## BEGIN

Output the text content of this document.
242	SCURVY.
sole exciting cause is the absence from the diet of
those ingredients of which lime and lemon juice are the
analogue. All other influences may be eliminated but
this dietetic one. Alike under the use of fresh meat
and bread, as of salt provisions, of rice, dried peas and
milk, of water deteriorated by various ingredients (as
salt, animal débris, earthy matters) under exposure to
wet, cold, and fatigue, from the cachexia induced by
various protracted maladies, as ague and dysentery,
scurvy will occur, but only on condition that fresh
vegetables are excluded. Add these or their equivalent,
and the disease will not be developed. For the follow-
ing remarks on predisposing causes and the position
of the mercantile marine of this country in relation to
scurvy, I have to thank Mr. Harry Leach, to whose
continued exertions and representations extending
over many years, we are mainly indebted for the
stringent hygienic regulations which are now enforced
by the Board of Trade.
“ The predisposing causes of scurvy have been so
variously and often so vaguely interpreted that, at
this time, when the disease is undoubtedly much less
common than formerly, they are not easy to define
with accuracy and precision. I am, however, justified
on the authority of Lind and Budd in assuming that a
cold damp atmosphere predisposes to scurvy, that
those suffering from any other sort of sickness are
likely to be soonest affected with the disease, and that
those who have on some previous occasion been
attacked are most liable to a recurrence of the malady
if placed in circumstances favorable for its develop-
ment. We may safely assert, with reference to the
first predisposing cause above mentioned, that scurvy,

## END

**Goal:**
Return all lines of the material above in which the word "ingredients" occurs.

**Response:**
those ingredients of which lime and lemon juice are the
milk, of water deteriorated by various ingredients (as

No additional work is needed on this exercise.